[Begin RECORDS FOR THE TASK]
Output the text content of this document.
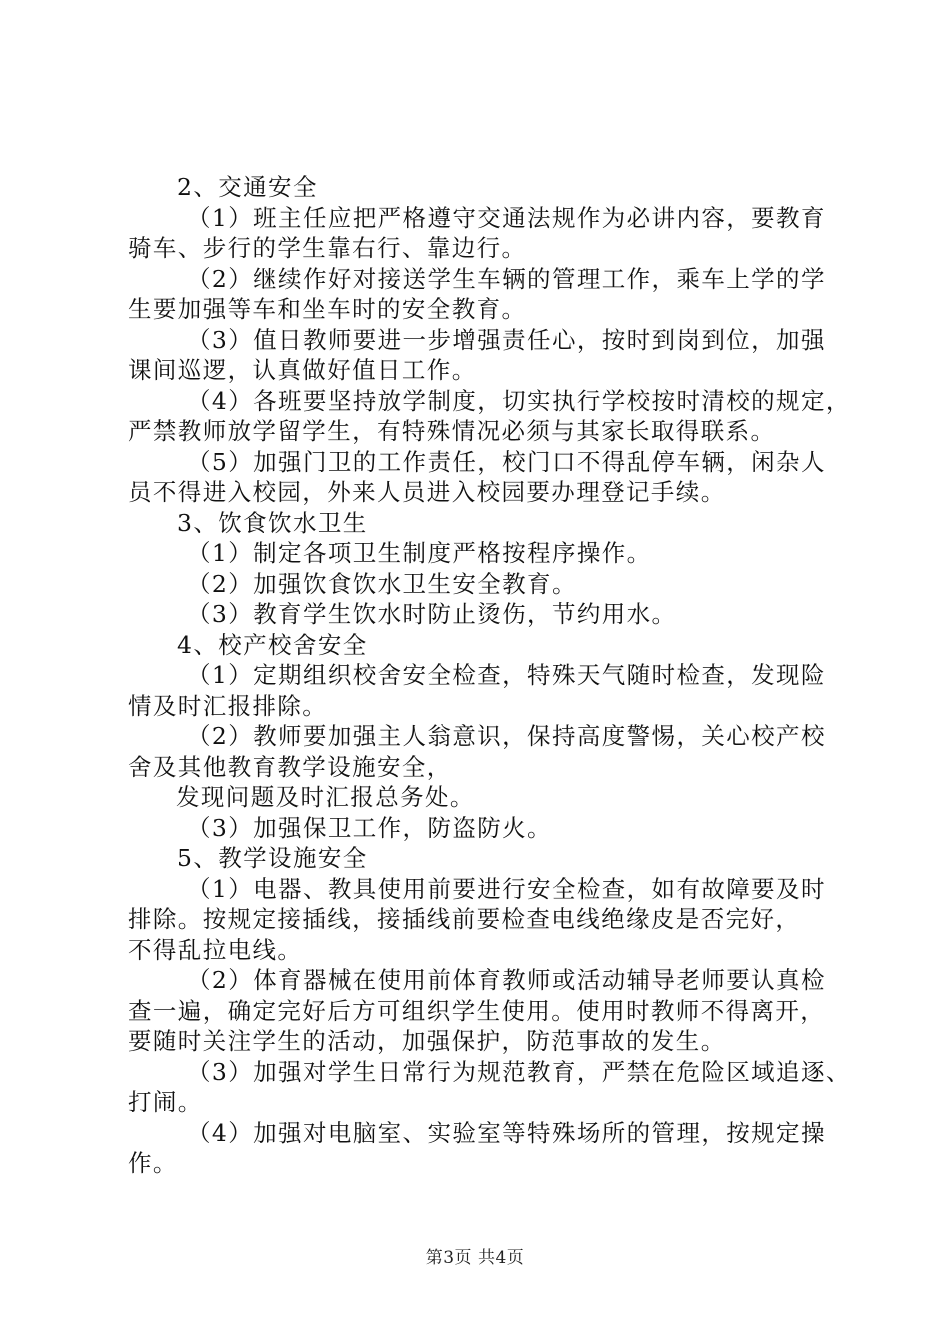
2、交通安全
（1）班主任应把严格遵守交通法规作为必讲内容，要教育
骑车、步行的学生靠右行、靠边行。
（2）继续作好对接送学生车辆的管理工作，乘车上学的学
生要加强等车和坐车时的安全教育。
（3）值日教师要进一步增强责任心，按时到岗到位，加强
课间巡逻，认真做好值日工作。
（4）各班要坚持放学制度，切实执行学校按时清校的规定，
严禁教师放学留学生，有特殊情况必须与其家长取得联系。
（5）加强门卫的工作责任，校门口不得乱停车辆，闲杂人
员不得进入校园，外来人员进入校园要办理登记手续。
3、饮食饮水卫生
（1）制定各项卫生制度严格按程序操作。
（2）加强饮食饮水卫生安全教育。
（3）教育学生饮水时防止烫伤，节约用水。
4、校产校舍安全
（1）定期组织校舍安全检查，特殊天气随时检查，发现险
情及时汇报排除。
（2）教师要加强主人翁意识，保持高度警惕，关心校产校
舍及其他教育教学设施安全，
发现问题及时汇报总务处。
（3）加强保卫工作，防盗防火。
5、教学设施安全
（1）电器、教具使用前要进行安全检查，如有故障要及时
排除。按规定接插线，接插线前要检查电线绝缘皮是否完好，
不得乱拉电线。
（2）体育器械在使用前体育教师或活动辅导老师要认真检
查一遍，确定完好后方可组织学生使用。使用时教师不得离开，
要随时关注学生的活动，加强保护，防范事故的发生。
（3）加强对学生日常行为规范教育，严禁在危险区域追逐、
打闹。
（4）加强对电脑室、实验室等特殊场所的管理，按规定操
作。
第3页 共4页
[End RECORDS FOR THE TASK]
#### [WRITTEN REQUEST]
Reproduce the entries above exactly. Do not include the images.

#### [EXPECTED ANSWER]
Output the text content of this document.
2、交通安全
（1）班主任应把严格遵守交通法规作为必讲内容，要教育
骑车、步行的学生靠右行、靠边行。
（2）继续作好对接送学生车辆的管理工作，乘车上学的学
生要加强等车和坐车时的安全教育。
（3）值日教师要进一步增强责任心，按时到岗到位，加强
课间巡逻，认真做好值日工作。
（4）各班要坚持放学制度，切实执行学校按时清校的规定，
严禁教师放学留学生，有特殊情况必须与其家长取得联系。
（5）加强门卫的工作责任，校门口不得乱停车辆，闲杂人
员不得进入校园，外来人员进入校园要办理登记手续。
3、饮食饮水卫生
（1）制定各项卫生制度严格按程序操作。
（2）加强饮食饮水卫生安全教育。
（3）教育学生饮水时防止烫伤，节约用水。
4、校产校舍安全
（1）定期组织校舍安全检查，特殊天气随时检查，发现险
情及时汇报排除。
（2）教师要加强主人翁意识，保持高度警惕，关心校产校
舍及其他教育教学设施安全，
发现问题及时汇报总务处。
（3）加强保卫工作，防盗防火。
5、教学设施安全
（1）电器、教具使用前要进行安全检查，如有故障要及时
排除。按规定接插线，接插线前要检查电线绝缘皮是否完好，
不得乱拉电线。
（2）体育器械在使用前体育教师或活动辅导老师要认真检
查一遍，确定完好后方可组织学生使用。使用时教师不得离开，
要随时关注学生的活动，加强保护，防范事故的发生。
（3）加强对学生日常行为规范教育，严禁在危险区域追逐、
打闹。
（4）加强对电脑室、实验室等特殊场所的管理，按规定操
作。
第3页 共4页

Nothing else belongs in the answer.